Required task -
Single out the lines that include the word "angle". Copy them.

(Items from a dataset)
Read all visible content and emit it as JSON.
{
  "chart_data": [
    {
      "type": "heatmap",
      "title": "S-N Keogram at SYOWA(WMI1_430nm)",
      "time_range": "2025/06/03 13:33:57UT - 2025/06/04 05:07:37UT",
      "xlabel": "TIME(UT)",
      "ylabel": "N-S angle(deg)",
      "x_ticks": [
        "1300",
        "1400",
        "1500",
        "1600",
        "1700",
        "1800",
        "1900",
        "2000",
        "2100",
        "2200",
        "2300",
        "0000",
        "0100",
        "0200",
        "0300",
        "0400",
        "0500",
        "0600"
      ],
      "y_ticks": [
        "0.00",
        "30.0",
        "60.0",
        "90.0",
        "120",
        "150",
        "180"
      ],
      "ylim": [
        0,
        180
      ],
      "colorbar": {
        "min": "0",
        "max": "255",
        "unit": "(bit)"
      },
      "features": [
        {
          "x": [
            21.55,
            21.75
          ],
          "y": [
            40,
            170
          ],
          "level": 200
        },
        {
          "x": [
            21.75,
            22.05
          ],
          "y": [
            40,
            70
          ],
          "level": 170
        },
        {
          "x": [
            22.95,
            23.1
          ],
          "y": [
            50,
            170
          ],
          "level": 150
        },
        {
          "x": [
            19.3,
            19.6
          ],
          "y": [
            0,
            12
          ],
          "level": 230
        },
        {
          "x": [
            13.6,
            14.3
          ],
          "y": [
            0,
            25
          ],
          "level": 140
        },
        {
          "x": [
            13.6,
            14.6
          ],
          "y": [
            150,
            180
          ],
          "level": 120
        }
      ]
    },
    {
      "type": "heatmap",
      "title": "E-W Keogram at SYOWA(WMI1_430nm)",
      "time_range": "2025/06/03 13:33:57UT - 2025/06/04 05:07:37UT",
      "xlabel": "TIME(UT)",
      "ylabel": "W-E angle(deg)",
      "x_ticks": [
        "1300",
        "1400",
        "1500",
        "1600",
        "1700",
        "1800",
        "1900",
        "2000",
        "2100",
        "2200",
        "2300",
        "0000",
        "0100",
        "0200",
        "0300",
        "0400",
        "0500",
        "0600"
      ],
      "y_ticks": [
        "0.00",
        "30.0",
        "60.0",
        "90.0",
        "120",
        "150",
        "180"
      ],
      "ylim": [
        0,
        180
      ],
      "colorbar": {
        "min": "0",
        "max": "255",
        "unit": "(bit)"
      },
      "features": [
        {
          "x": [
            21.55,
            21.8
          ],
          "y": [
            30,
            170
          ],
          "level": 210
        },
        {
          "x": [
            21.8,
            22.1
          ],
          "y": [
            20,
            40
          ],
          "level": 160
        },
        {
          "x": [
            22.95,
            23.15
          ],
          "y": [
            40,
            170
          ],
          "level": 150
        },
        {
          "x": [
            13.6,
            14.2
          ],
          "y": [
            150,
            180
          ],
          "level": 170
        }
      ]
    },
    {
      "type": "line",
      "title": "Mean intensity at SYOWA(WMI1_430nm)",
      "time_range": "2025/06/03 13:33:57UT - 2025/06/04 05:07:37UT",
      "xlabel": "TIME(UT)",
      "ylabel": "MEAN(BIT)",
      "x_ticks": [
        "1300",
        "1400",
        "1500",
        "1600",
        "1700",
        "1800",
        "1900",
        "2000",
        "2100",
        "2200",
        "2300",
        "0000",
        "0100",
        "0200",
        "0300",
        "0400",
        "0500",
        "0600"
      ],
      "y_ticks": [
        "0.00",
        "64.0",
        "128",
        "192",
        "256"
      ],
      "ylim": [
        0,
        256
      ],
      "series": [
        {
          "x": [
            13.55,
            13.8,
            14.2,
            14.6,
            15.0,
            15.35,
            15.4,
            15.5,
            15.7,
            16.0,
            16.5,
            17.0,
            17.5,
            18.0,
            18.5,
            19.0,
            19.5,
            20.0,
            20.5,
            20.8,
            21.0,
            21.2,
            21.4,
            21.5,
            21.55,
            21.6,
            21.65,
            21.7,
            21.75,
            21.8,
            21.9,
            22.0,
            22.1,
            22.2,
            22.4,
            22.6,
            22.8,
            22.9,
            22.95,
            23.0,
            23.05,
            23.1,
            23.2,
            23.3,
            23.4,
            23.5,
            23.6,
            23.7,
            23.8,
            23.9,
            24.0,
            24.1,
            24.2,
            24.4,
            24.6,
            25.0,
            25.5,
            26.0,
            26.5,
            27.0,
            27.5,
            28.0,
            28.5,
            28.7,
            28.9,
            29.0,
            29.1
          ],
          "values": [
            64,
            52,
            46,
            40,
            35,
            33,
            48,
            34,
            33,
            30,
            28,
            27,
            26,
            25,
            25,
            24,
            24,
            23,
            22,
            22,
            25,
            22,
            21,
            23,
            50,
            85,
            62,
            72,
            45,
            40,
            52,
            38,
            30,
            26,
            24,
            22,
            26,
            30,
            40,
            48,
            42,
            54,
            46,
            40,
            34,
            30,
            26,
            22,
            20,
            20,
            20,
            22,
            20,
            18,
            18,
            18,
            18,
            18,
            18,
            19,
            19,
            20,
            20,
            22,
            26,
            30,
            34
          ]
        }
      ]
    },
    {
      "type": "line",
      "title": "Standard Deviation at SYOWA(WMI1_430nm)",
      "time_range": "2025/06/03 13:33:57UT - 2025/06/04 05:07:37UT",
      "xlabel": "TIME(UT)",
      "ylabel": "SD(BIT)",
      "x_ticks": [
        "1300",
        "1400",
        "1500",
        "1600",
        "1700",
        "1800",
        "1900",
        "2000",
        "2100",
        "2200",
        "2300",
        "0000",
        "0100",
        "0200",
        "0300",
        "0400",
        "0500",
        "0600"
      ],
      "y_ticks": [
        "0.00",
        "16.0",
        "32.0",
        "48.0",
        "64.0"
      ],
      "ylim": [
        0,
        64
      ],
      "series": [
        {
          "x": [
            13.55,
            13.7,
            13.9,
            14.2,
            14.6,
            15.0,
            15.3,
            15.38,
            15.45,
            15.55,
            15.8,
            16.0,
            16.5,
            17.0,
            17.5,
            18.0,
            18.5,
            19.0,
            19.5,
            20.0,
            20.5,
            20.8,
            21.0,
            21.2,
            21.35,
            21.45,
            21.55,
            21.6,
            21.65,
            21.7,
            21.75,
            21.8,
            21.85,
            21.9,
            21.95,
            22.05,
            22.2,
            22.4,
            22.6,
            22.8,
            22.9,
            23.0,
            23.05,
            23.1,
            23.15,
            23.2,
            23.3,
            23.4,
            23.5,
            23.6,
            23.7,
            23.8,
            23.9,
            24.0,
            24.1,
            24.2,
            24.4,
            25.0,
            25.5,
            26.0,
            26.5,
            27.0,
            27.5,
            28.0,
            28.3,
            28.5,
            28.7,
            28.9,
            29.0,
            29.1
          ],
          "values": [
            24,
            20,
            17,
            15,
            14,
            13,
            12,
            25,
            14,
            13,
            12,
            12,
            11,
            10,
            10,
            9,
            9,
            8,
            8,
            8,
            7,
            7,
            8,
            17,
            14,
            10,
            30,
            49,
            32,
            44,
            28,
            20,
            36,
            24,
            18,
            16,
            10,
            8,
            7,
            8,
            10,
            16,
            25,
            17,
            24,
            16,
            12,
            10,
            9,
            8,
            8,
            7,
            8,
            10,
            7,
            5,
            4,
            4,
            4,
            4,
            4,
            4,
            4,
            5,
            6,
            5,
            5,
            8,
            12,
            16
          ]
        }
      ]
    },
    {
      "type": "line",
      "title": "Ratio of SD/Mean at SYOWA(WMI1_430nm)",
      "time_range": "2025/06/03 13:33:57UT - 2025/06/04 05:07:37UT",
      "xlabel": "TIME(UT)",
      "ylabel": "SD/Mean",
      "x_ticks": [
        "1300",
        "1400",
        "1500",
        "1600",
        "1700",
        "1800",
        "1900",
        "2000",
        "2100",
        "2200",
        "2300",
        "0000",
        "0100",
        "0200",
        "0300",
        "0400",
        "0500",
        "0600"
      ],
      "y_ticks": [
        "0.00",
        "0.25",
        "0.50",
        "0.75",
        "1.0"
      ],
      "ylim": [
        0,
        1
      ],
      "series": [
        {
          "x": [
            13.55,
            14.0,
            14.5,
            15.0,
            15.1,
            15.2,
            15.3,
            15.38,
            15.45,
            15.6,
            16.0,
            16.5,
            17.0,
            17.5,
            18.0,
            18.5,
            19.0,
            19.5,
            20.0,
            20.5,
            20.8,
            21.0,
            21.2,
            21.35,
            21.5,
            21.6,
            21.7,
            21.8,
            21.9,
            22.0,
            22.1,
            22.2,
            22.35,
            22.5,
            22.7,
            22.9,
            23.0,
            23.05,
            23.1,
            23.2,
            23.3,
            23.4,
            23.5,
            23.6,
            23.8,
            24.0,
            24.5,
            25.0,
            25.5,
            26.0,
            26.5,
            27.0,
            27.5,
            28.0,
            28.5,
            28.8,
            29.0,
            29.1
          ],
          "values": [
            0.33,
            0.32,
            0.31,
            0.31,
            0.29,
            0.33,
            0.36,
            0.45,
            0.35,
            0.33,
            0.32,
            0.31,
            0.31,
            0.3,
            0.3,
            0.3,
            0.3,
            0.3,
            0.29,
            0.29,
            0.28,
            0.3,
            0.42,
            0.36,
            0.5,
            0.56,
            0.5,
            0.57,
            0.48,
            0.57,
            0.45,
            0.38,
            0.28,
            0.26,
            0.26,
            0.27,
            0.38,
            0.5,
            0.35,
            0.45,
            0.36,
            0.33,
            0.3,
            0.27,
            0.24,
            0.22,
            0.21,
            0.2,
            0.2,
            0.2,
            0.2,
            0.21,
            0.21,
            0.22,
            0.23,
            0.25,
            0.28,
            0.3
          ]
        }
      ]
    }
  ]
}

Written solution -
      "ylabel": "N-S angle(deg)",
      "ylabel": "W-E angle(deg)",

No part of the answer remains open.